_Dataset records_.

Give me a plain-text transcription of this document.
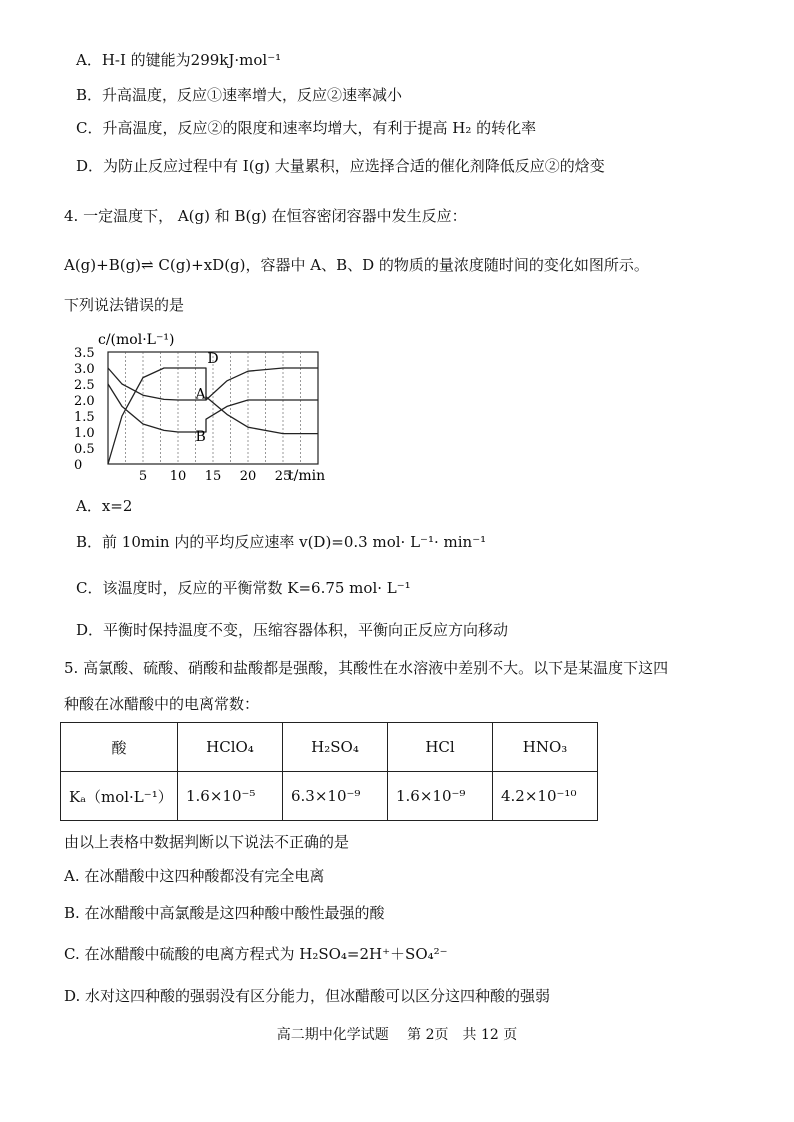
A．H-I 的键能为299kJ·mol⁻¹
B．升高温度，反应①速率增大，反应②速率减小
C．升高温度，反应②的限度和速率均增大，有利于提高 H₂ 的转化率
D．为防止反应过程中有 I(g) 大量累积，应选择合适的催化剂降低反应②的焓变
4. 一定温度下， A(g) 和 B(g) 在恒容密闭容器中发生反应：
A(g)+B(g)⇌ C(g)+xD(g)，容器中 A、B、D 的物质的量浓度随时间的变化如图所示。
下列说法错误的是
D
A
B
0
0.5
1.0
1.5
2.0
2.5
3.0
3.5
5 10 15 20 25
c/(mol·L⁻¹)
t/min
A．x=2
B．前 10min 内的平均反应速率 v(D)=0.3 mol· L⁻¹· min⁻¹
C．该温度时，反应的平衡常数 K=6.75 mol· L⁻¹
D．平衡时保持温度不变，压缩容器体积，平衡向正反应方向移动
5. 高氯酸、硫酸、硝酸和盐酸都是强酸，其酸性在水溶液中差别不大。以下是某温度下这四
种酸在冰醋酸中的电离常数：
酸	HClO₄	H₂SO₄	HCl	HNO₃
Kₐ（mol·L⁻¹）	1.6×10⁻⁵	6.3×10⁻⁹	1.6×10⁻⁹	4.2×10⁻¹⁰
由以上表格中数据判断以下说法不正确的是
A. 在冰醋酸中这四种酸都没有完全电离
B. 在冰醋酸中高氯酸是这四种酸中酸性最强的酸
C. 在冰醋酸中硫酸的电离方程式为 H₂SO₄=2H⁺＋SO₄²⁻
D. 水对这四种酸的强弱没有区分能力，但冰醋酸可以区分这四种酸的强弱
高二期中化学试题　 第 2页　共 12 页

_Short problem_. Repeat the data above exactly, but not the pictures.

_Complete answer_.
Give me a plain-text transcription of this document.
A．H-I 的键能为299kJ·mol⁻¹
B．升高温度，反应①速率增大，反应②速率减小
C．升高温度，反应②的限度和速率均增大，有利于提高 H₂ 的转化率
D．为防止反应过程中有 I(g) 大量累积，应选择合适的催化剂降低反应②的焓变
4. 一定温度下， A(g) 和 B(g) 在恒容密闭容器中发生反应：
A(g)+B(g)⇌ C(g)+xD(g)，容器中 A、B、D 的物质的量浓度随时间的变化如图所示。
下列说法错误的是
D
A
B
0
0.5
1.0
1.5
2.0
2.5
3.0
3.5
5 10 15 20 25
c/(mol·L⁻¹)
t/min
A．x=2
B．前 10min 内的平均反应速率 v(D)=0.3 mol· L⁻¹· min⁻¹
C．该温度时，反应的平衡常数 K=6.75 mol· L⁻¹
D．平衡时保持温度不变，压缩容器体积，平衡向正反应方向移动
5. 高氯酸、硫酸、硝酸和盐酸都是强酸，其酸性在水溶液中差别不大。以下是某温度下这四
种酸在冰醋酸中的电离常数：
酸	HClO₄	H₂SO₄	HCl	HNO₃
Kₐ（mol·L⁻¹）	1.6×10⁻⁵	6.3×10⁻⁹	1.6×10⁻⁹	4.2×10⁻¹⁰
由以上表格中数据判断以下说法不正确的是
A. 在冰醋酸中这四种酸都没有完全电离
B. 在冰醋酸中高氯酸是这四种酸中酸性最强的酸
C. 在冰醋酸中硫酸的电离方程式为 H₂SO₄=2H⁺＋SO₄²⁻
D. 水对这四种酸的强弱没有区分能力，但冰醋酸可以区分这四种酸的强弱
高二期中化学试题　 第 2页　共 12 页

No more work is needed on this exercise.